== TASK DETAILS ==
Copy out the entries below precisely; nothing is to be omitted.

%%

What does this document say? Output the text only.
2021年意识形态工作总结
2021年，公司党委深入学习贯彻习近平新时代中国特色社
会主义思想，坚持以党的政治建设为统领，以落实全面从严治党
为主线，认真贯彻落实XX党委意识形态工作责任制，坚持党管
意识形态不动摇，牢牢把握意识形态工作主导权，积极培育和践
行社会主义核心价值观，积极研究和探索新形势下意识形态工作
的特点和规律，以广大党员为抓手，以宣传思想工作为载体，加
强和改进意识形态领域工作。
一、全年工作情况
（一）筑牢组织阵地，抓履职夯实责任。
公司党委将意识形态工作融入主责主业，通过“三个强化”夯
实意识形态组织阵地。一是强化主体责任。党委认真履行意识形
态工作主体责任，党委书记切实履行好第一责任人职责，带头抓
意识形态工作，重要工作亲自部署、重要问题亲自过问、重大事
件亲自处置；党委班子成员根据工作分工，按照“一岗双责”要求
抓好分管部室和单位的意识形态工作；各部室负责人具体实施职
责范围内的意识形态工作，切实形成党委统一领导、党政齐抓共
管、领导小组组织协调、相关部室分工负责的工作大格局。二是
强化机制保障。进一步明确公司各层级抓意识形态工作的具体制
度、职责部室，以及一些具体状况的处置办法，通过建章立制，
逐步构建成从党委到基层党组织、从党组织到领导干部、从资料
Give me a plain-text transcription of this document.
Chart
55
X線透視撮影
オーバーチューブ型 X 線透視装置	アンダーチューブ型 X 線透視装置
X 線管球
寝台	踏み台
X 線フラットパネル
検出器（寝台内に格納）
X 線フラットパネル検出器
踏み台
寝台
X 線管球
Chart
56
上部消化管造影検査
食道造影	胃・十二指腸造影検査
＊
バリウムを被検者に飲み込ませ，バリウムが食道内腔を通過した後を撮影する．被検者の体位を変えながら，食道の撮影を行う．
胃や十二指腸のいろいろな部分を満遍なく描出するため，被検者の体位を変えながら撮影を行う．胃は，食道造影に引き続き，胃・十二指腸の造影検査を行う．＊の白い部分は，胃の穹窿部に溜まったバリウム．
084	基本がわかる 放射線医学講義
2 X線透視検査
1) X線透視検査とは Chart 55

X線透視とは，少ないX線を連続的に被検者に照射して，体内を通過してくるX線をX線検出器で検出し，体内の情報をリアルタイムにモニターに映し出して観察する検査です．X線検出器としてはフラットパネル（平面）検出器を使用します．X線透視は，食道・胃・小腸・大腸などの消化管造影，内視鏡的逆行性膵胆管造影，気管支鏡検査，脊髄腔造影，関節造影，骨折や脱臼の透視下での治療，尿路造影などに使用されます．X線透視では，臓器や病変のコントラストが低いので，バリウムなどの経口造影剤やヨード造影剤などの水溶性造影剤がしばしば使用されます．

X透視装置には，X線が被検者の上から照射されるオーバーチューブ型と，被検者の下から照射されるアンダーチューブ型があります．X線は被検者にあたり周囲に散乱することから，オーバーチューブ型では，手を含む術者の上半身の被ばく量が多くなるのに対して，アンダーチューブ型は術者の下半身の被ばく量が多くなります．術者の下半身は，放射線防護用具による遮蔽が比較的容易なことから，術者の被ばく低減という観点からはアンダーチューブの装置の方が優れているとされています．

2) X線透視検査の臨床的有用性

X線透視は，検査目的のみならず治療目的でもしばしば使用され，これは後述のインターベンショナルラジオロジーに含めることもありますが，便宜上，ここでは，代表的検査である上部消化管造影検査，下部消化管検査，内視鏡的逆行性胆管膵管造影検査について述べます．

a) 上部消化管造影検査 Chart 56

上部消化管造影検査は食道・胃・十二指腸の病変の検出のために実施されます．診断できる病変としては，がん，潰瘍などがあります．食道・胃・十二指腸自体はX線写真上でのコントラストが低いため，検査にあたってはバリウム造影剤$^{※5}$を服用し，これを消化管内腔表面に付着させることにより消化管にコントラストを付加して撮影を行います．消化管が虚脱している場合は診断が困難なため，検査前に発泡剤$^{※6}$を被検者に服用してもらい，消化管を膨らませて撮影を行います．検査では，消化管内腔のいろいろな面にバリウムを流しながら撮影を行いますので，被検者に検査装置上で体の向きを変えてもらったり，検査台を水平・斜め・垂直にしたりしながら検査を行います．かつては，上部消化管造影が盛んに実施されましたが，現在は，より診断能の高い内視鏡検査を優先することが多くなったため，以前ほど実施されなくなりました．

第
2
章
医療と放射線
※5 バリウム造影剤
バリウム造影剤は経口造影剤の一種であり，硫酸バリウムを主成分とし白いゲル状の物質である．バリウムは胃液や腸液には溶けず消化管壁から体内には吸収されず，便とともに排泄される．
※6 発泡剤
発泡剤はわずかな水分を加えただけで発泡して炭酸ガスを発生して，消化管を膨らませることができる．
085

%%

== WORKED SOLUTION ==
What does this document say? Output the text only.
2021年意识形态工作总结
2021年，公司党委深入学习贯彻习近平新时代中国特色社
会主义思想，坚持以党的政治建设为统领，以落实全面从严治党
为主线，认真贯彻落实XX党委意识形态工作责任制，坚持党管
意识形态不动摇，牢牢把握意识形态工作主导权，积极培育和践
行社会主义核心价值观，积极研究和探索新形势下意识形态工作
的特点和规律，以广大党员为抓手，以宣传思想工作为载体，加
强和改进意识形态领域工作。
一、全年工作情况
（一）筑牢组织阵地，抓履职夯实责任。
公司党委将意识形态工作融入主责主业，通过“三个强化”夯
实意识形态组织阵地。一是强化主体责任。党委认真履行意识形
态工作主体责任，党委书记切实履行好第一责任人职责，带头抓
意识形态工作，重要工作亲自部署、重要问题亲自过问、重大事
件亲自处置；党委班子成员根据工作分工，按照“一岗双责”要求
抓好分管部室和单位的意识形态工作；各部室负责人具体实施职
责范围内的意识形态工作，切实形成党委统一领导、党政齐抓共
管、领导小组组织协调、相关部室分工负责的工作大格局。二是
强化机制保障。进一步明确公司各层级抓意识形态工作的具体制
度、职责部室，以及一些具体状况的处置办法，通过建章立制，
逐步构建成从党委到基层党组织、从党组织到领导干部、从资料
Give me a plain-text transcription of this document.
Chart
55
X線透視撮影
オーバーチューブ型 X 線透視装置	アンダーチューブ型 X 線透視装置
X 線管球
寝台	踏み台
X 線フラットパネル
検出器（寝台内に格納）
X 線フラットパネル検出器
踏み台
寝台
X 線管球
Chart
56
上部消化管造影検査
食道造影	胃・十二指腸造影検査
＊
バリウムを被検者に飲み込ませ，バリウムが食道内腔を通過した後を撮影する．被検者の体位を変えながら，食道の撮影を行う．
胃や十二指腸のいろいろな部分を満遍なく描出するため，被検者の体位を変えながら撮影を行う．胃は，食道造影に引き続き，胃・十二指腸の造影検査を行う．＊の白い部分は，胃の穹窿部に溜まったバリウム．
084	基本がわかる 放射線医学講義
2 X線透視検査
1) X線透視検査とは Chart 55

X線透視とは，少ないX線を連続的に被検者に照射して，体内を通過してくるX線をX線検出器で検出し，体内の情報をリアルタイムにモニターに映し出して観察する検査です．X線検出器としてはフラットパネル（平面）検出器を使用します．X線透視は，食道・胃・小腸・大腸などの消化管造影，内視鏡的逆行性膵胆管造影，気管支鏡検査，脊髄腔造影，関節造影，骨折や脱臼の透視下での治療，尿路造影などに使用されます．X線透視では，臓器や病変のコントラストが低いので，バリウムなどの経口造影剤やヨード造影剤などの水溶性造影剤がしばしば使用されます．

X透視装置には，X線が被検者の上から照射されるオーバーチューブ型と，被検者の下から照射されるアンダーチューブ型があります．X線は被検者にあたり周囲に散乱することから，オーバーチューブ型では，手を含む術者の上半身の被ばく量が多くなるのに対して，アンダーチューブ型は術者の下半身の被ばく量が多くなります．術者の下半身は，放射線防護用具による遮蔽が比較的容易なことから，術者の被ばく低減という観点からはアンダーチューブの装置の方が優れているとされています．

2) X線透視検査の臨床的有用性

X線透視は，検査目的のみならず治療目的でもしばしば使用され，これは後述のインターベンショナルラジオロジーに含めることもありますが，便宜上，ここでは，代表的検査である上部消化管造影検査，下部消化管検査，内視鏡的逆行性胆管膵管造影検査について述べます．

a) 上部消化管造影検査 Chart 56

上部消化管造影検査は食道・胃・十二指腸の病変の検出のために実施されます．診断できる病変としては，がん，潰瘍などがあります．食道・胃・十二指腸自体はX線写真上でのコントラストが低いため，検査にあたってはバリウム造影剤$^{※5}$を服用し，これを消化管内腔表面に付着させることにより消化管にコントラストを付加して撮影を行います．消化管が虚脱している場合は診断が困難なため，検査前に発泡剤$^{※6}$を被検者に服用してもらい，消化管を膨らませて撮影を行います．検査では，消化管内腔のいろいろな面にバリウムを流しながら撮影を行いますので，被検者に検査装置上で体の向きを変えてもらったり，検査台を水平・斜め・垂直にしたりしながら検査を行います．かつては，上部消化管造影が盛んに実施されましたが，現在は，より診断能の高い内視鏡検査を優先することが多くなったため，以前ほど実施されなくなりました．

第
2
章
医療と放射線
※5 バリウム造影剤
バリウム造影剤は経口造影剤の一種であり，硫酸バリウムを主成分とし白いゲル状の物質である．バリウムは胃液や腸液には溶けず消化管壁から体内には吸収されず，便とともに排泄される．
※6 発泡剤
発泡剤はわずかな水分を加えただけで発泡して炭酸ガスを発生して，消化管を膨らませることができる．
085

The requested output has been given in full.